# Given text
----

[scale] node state changes causes excessive LB re-configurations #111539

alexanderConstantinescu · 2022-07-29T13:00:40Z

What happened?

There is scale bug related to the cloud-controller-manager, namely: when a cluster reaches a state where the relation between the amount of LBs and cluster nodes reaches an almost equal amount (i.e: a many-to-many relation between LBs and nodes) the amount of cloud API calls performed by the CCM to sync LBs can become overwhelming for the cloud provider. This can (among other things) lead to:

an excessive amount of cloud API calls for the LB re-configurations
rate limiting by the cloud provider as an effect of 1.
or worse: a non-trivial amount of time to sync all services in the cluster, leading to desynchronized LBs.

An example of problem 3. is: imagine we have 200 LBs and 500 nodes, on clusters at such scale, the amount of events processed by the CCM for transitioning node state can become important. The current implementation of the CCM will resync all 200 LB services for any node which has a transitioning state - as to keep the LBs' configured backends in sync with the state of the cluster. It has been observed that on clusters at that scale, the cloud provider can take up to hours to process a full resync for all services. A scenario such as the below is hence not improbable (and actually quite likely):

Node25 transitions from Ready -> NotReady
[All LB services are synced - time taken for this might be long]
Service1's LB which only has an endpoint on Node25 gets Node25 removed from its list of backend
Node25 transitions from NotReady -> Ready again, cancelling the scheduled eviction for the endpoint hosted on Node25 for Service1
CCM is still processing the updated caused by 1. and clients connecting to the LB of Service1 continues experiencing connectivity issues, even though Node25 now is in a Ready state.
[Eventually - once the CCM enters its second reconciliation loop caused by 3.]
The LB for Service1 gets Node25 added to its list of backend again and connectivity is again achieved by clients.

----

# What is asked
A. Reproduce word for word the part of the bug report from "an excessive amount" up to and including "to desynchronized LBs.".
B. Quote exactly the lines of the listing from the line with "811, 517, 826]" up to and including the line with "389, 47, 404]".

# Recorded data
----

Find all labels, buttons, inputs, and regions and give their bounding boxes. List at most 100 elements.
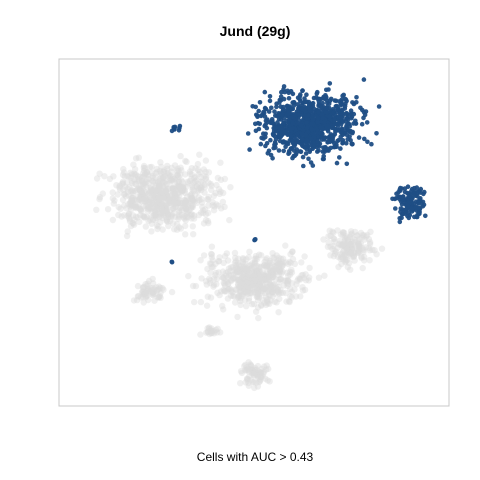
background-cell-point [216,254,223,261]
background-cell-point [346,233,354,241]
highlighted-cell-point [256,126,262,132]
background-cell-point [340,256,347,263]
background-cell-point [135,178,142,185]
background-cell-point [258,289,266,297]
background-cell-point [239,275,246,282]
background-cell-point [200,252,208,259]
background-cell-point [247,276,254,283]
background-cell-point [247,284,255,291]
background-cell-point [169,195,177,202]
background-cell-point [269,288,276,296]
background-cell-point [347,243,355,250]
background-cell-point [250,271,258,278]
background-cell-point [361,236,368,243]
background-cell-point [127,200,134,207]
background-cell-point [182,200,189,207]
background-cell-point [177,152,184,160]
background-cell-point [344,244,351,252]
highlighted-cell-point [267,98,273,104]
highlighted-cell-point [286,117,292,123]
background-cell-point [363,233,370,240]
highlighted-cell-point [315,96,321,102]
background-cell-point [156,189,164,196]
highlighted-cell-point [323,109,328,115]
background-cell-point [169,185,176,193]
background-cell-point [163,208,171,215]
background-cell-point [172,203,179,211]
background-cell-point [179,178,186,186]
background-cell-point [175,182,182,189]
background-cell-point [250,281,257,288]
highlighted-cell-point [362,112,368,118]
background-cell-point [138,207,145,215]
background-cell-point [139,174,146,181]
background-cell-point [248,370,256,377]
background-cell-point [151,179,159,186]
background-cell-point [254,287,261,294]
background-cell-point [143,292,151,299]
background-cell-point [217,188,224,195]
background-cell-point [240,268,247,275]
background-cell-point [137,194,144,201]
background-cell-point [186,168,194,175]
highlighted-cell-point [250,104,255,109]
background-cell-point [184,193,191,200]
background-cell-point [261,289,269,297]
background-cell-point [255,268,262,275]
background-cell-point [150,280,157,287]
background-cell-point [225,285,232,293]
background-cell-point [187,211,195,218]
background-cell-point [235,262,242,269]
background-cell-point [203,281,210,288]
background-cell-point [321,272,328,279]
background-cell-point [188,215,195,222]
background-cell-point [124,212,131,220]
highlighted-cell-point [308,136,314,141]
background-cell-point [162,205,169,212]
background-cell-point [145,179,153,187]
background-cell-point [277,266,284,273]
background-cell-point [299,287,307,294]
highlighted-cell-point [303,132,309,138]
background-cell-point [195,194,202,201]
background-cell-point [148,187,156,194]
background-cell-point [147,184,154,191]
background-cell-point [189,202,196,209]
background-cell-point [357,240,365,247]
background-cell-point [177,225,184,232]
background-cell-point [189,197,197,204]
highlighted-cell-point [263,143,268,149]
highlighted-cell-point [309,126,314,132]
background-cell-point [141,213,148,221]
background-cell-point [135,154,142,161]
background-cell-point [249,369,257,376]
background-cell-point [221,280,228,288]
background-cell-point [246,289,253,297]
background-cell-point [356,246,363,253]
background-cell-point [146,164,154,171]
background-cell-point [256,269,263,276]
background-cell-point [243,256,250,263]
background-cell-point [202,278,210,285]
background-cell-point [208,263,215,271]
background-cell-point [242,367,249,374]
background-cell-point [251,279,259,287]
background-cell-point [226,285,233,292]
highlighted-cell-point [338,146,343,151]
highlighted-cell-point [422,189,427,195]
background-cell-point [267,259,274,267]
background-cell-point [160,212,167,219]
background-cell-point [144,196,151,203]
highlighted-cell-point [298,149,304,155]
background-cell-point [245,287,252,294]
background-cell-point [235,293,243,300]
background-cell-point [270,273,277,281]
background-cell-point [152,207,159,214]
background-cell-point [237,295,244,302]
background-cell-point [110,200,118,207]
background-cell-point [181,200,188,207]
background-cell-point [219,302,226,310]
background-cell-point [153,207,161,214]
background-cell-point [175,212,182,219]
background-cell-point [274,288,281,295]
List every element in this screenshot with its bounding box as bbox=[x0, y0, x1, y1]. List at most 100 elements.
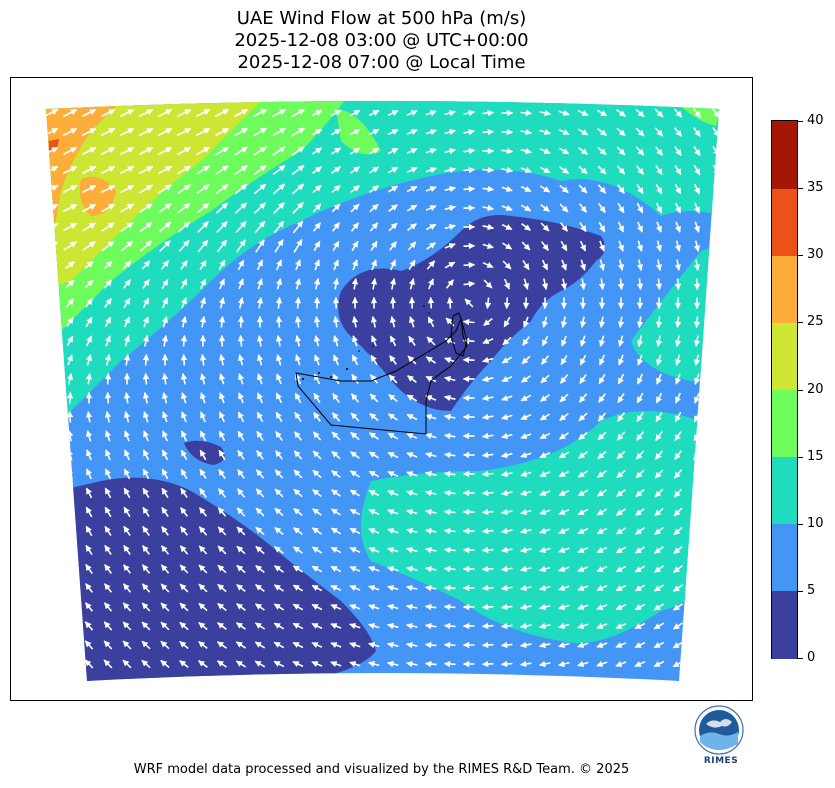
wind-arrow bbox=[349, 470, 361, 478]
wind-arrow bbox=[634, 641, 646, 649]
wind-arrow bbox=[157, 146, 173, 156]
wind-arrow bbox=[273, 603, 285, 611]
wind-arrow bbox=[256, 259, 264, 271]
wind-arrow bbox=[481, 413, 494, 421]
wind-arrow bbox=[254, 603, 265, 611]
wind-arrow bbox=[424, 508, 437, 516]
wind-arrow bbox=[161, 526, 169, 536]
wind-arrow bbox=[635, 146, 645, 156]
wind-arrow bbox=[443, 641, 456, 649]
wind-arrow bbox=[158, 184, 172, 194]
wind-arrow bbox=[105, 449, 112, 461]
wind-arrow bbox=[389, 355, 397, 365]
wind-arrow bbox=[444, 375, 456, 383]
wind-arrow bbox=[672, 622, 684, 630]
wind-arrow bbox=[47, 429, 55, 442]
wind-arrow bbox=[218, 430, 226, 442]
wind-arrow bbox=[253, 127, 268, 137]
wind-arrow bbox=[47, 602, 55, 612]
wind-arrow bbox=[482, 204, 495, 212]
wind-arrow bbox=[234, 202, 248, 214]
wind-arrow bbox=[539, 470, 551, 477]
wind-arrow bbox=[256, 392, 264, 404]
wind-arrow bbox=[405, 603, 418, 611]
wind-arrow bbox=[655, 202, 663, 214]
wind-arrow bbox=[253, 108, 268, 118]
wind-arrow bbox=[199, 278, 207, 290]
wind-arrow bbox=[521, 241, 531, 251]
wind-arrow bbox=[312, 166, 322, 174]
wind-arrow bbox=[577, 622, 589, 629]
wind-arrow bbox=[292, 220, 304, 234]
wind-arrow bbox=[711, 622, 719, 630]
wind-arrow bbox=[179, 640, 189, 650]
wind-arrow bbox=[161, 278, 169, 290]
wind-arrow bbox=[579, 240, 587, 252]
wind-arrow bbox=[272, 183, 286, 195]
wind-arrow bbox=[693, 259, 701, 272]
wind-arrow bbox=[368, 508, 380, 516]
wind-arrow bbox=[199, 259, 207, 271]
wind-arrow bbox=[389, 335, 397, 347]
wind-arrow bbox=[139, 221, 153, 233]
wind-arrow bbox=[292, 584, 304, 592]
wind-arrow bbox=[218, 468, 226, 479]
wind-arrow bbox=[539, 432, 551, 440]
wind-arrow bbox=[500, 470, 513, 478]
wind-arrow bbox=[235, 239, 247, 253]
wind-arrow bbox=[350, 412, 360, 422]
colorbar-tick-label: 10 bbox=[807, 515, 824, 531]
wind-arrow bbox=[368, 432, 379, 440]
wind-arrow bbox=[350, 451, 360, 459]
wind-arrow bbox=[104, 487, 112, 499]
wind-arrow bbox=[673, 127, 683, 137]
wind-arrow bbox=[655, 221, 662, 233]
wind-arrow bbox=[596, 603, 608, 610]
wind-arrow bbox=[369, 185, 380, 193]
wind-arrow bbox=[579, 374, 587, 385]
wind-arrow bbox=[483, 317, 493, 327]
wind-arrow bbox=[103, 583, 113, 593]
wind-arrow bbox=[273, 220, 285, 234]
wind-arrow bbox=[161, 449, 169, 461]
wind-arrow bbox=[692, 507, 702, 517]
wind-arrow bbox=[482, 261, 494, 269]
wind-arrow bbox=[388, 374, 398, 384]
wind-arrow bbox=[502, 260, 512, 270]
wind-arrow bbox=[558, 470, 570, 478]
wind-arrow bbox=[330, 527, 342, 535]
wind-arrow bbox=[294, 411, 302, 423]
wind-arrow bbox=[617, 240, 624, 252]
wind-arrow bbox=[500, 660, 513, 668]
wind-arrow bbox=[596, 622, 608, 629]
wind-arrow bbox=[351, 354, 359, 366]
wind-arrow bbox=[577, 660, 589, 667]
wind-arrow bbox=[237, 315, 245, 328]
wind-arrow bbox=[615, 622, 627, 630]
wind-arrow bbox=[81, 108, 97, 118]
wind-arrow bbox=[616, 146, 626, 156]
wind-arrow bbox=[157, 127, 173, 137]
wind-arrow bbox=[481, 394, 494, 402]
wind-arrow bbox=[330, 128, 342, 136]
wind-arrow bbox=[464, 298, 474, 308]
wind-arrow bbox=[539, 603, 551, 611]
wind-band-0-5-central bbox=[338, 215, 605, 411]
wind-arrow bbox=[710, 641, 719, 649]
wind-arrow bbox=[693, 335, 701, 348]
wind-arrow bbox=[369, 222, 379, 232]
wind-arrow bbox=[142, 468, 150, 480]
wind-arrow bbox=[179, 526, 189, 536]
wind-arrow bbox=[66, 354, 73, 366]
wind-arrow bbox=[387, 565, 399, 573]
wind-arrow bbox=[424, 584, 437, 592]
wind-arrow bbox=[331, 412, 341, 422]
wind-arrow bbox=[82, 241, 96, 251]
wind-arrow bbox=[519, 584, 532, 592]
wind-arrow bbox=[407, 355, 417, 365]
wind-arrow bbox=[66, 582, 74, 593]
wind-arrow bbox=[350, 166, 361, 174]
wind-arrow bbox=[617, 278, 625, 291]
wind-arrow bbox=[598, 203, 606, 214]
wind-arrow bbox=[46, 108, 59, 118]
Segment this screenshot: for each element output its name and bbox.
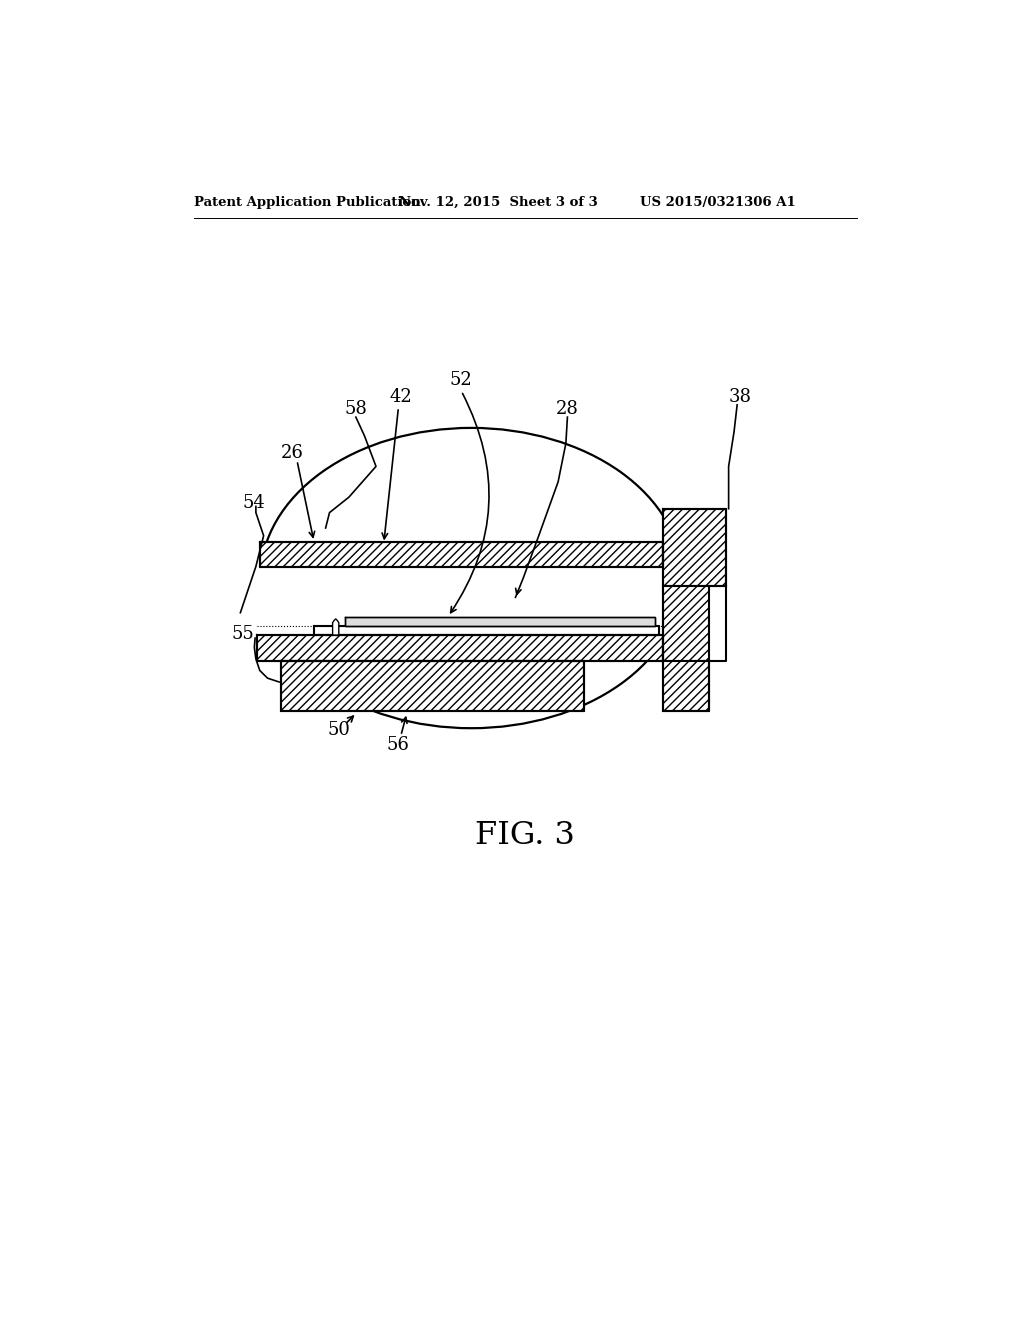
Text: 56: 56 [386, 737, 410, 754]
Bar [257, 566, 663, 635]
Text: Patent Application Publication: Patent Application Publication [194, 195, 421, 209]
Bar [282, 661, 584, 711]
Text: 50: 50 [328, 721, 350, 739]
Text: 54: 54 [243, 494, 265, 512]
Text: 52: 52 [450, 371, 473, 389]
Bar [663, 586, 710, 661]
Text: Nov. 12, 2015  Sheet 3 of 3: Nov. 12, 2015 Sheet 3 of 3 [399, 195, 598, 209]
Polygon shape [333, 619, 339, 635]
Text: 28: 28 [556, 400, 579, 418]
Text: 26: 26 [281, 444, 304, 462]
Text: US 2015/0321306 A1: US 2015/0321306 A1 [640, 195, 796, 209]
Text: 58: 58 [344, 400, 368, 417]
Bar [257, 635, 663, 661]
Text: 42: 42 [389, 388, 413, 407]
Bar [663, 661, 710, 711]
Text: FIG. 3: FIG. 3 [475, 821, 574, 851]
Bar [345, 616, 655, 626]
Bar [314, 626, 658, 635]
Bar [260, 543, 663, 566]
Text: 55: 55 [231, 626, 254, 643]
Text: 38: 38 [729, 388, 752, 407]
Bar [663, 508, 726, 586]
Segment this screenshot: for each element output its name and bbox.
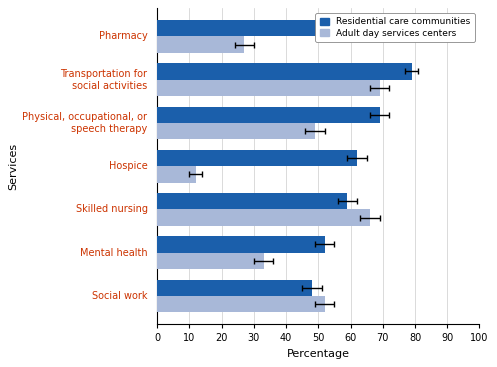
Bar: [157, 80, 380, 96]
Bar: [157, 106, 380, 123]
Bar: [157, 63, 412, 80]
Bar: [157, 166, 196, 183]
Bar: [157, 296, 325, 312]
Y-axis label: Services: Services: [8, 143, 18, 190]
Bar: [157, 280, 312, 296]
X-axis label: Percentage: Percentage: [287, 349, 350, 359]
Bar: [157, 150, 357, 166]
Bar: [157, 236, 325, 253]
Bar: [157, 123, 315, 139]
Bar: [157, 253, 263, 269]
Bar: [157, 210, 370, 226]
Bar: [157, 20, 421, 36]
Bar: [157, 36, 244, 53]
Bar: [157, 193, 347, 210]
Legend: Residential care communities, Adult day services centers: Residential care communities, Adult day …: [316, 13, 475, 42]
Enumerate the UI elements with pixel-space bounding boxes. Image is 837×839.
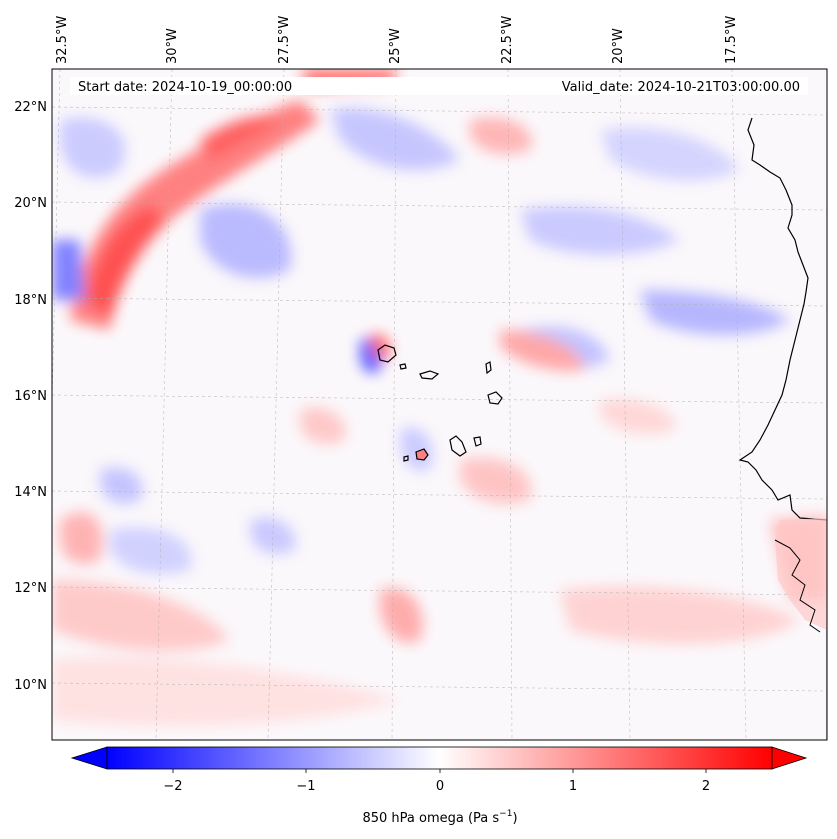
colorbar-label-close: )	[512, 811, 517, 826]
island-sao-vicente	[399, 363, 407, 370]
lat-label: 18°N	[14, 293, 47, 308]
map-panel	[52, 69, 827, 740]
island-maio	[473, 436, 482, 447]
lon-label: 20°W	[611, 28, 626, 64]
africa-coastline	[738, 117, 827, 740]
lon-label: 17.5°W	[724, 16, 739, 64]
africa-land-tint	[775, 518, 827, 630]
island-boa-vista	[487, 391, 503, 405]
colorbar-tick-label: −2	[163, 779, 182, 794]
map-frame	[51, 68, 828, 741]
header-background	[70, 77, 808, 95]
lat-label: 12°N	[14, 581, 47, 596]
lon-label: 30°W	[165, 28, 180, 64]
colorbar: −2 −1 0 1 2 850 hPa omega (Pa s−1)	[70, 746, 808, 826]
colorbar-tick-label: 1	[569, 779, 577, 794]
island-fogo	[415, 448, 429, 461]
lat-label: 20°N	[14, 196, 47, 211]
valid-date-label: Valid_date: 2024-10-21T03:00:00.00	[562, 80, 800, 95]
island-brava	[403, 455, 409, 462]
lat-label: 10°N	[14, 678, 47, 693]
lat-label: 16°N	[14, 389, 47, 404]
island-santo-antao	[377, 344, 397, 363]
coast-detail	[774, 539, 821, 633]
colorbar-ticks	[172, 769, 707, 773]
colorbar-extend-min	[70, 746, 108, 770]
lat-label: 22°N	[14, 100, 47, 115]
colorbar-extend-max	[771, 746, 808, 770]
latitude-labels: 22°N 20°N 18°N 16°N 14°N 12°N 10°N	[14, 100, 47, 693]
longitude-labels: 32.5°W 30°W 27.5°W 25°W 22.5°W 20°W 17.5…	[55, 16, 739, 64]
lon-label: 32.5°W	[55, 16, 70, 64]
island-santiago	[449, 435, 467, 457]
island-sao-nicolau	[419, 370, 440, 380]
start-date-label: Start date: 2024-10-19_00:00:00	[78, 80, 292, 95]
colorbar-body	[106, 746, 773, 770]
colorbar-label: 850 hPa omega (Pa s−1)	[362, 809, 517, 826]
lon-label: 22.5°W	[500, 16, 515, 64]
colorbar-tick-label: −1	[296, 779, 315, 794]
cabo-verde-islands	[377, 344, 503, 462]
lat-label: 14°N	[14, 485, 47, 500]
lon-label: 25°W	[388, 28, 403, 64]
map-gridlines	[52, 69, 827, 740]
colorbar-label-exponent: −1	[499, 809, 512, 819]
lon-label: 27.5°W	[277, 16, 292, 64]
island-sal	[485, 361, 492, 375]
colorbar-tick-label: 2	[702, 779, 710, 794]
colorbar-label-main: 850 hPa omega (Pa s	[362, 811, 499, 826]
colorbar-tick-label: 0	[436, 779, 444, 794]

----

# Answers to the tasks
A.
an excessive amount of cloud API calls for the LB re-configurations
rate limiting by the cloud provider as an effect of 1.
or worse: a non-trivial amount of time to sync all services in the cluster, leading to desynchronized LBs.

B.
colorbar-label-close: )	[512, 811, 517, 826]
island-sao-vicente	[399, 363, 407, 370]
lat-label: 18°N	[14, 293, 47, 308]
map-panel	[52, 69, 827, 740]
island-maio	[473, 436, 482, 447]
lon-label: 20°W	[611, 28, 626, 64]
africa-coastline	[738, 117, 827, 740]
lon-label: 17.5°W	[724, 16, 739, 64]
africa-land-tint	[775, 518, 827, 630]
island-boa-vista	[487, 391, 503, 405]
colorbar-tick-label: −2	[163, 779, 182, 794]
map-frame	[51, 68, 828, 741]
header-background	[70, 77, 808, 95]
lat-label: 12°N	[14, 581, 47, 596]
lon-label: 30°W	[165, 28, 180, 64]
colorbar: −2 −1 0 1 2 850 hPa omega (Pa s−1)	[70, 746, 808, 826]
colorbar-tick-label: 1	[569, 779, 577, 794]
island-fogo	[415, 448, 429, 461]
lat-label: 20°N	[14, 196, 47, 211]
valid-date-label: Valid_date: 2024-10-21T03:00:00.00	[562, 80, 800, 95]
island-brava	[403, 455, 409, 462]
lat-label: 10°N	[14, 678, 47, 693]
lat-label: 16°N	[14, 389, 47, 404]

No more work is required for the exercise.